<<<<
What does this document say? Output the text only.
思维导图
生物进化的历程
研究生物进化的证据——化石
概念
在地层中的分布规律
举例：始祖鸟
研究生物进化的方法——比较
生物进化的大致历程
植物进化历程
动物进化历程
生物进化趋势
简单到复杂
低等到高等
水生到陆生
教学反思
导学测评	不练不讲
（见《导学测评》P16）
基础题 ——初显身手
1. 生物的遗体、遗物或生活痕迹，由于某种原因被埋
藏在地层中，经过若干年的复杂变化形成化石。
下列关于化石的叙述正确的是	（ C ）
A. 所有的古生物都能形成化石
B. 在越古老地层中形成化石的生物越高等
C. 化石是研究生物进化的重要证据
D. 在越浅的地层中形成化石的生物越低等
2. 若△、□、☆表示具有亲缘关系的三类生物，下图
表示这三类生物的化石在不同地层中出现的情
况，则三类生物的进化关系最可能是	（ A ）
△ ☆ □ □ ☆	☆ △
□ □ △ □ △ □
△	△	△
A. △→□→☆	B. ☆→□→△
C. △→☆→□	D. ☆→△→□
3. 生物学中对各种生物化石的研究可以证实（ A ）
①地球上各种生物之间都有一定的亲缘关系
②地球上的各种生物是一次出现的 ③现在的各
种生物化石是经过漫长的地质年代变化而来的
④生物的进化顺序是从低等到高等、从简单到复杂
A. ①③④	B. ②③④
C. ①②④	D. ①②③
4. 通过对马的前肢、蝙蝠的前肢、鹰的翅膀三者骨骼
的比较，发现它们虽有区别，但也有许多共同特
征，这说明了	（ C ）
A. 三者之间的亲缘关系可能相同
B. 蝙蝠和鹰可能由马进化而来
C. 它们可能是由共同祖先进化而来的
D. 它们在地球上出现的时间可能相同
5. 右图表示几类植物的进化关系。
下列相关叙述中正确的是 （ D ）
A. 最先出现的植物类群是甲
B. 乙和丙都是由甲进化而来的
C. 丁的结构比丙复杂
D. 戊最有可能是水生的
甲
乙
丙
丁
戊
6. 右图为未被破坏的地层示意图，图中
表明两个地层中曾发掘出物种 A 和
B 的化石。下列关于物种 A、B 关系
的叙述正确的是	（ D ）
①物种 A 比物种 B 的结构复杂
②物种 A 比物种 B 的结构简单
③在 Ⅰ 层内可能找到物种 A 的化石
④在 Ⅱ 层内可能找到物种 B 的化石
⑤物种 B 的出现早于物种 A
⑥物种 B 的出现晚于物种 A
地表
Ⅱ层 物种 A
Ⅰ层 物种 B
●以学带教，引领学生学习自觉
>>>>
_WHAT IS ASKED_: Write out each line of the data above again, exactly as given.

_SOLVED PROBLEM_:
What does this document say? Output the text only.
思维导图
生物进化的历程
研究生物进化的证据——化石
概念
在地层中的分布规律
举例：始祖鸟
研究生物进化的方法——比较
生物进化的大致历程
植物进化历程
动物进化历程
生物进化趋势
简单到复杂
低等到高等
水生到陆生
教学反思
导学测评	不练不讲
（见《导学测评》P16）
基础题 ——初显身手
1. 生物的遗体、遗物或生活痕迹，由于某种原因被埋
藏在地层中，经过若干年的复杂变化形成化石。
下列关于化石的叙述正确的是	（ C ）
A. 所有的古生物都能形成化石
B. 在越古老地层中形成化石的生物越高等
C. 化石是研究生物进化的重要证据
D. 在越浅的地层中形成化石的生物越低等
2. 若△、□、☆表示具有亲缘关系的三类生物，下图
表示这三类生物的化石在不同地层中出现的情
况，则三类生物的进化关系最可能是	（ A ）
△ ☆ □ □ ☆	☆ △
□ □ △ □ △ □
△	△	△
A. △→□→☆	B. ☆→□→△
C. △→☆→□	D. ☆→△→□
3. 生物学中对各种生物化石的研究可以证实（ A ）
①地球上各种生物之间都有一定的亲缘关系
②地球上的各种生物是一次出现的 ③现在的各
种生物化石是经过漫长的地质年代变化而来的
④生物的进化顺序是从低等到高等、从简单到复杂
A. ①③④	B. ②③④
C. ①②④	D. ①②③
4. 通过对马的前肢、蝙蝠的前肢、鹰的翅膀三者骨骼
的比较，发现它们虽有区别，但也有许多共同特
征，这说明了	（ C ）
A. 三者之间的亲缘关系可能相同
B. 蝙蝠和鹰可能由马进化而来
C. 它们可能是由共同祖先进化而来的
D. 它们在地球上出现的时间可能相同
5. 右图表示几类植物的进化关系。
下列相关叙述中正确的是 （ D ）
A. 最先出现的植物类群是甲
B. 乙和丙都是由甲进化而来的
C. 丁的结构比丙复杂
D. 戊最有可能是水生的
甲
乙
丙
丁
戊
6. 右图为未被破坏的地层示意图，图中
表明两个地层中曾发掘出物种 A 和
B 的化石。下列关于物种 A、B 关系
的叙述正确的是	（ D ）
①物种 A 比物种 B 的结构复杂
②物种 A 比物种 B 的结构简单
③在 Ⅰ 层内可能找到物种 A 的化石
④在 Ⅱ 层内可能找到物种 B 的化石
⑤物种 B 的出现早于物种 A
⑥物种 B 的出现晚于物种 A
地表
Ⅱ层 物种 A
Ⅰ层 物种 B
●以学带教，引领学生学习自觉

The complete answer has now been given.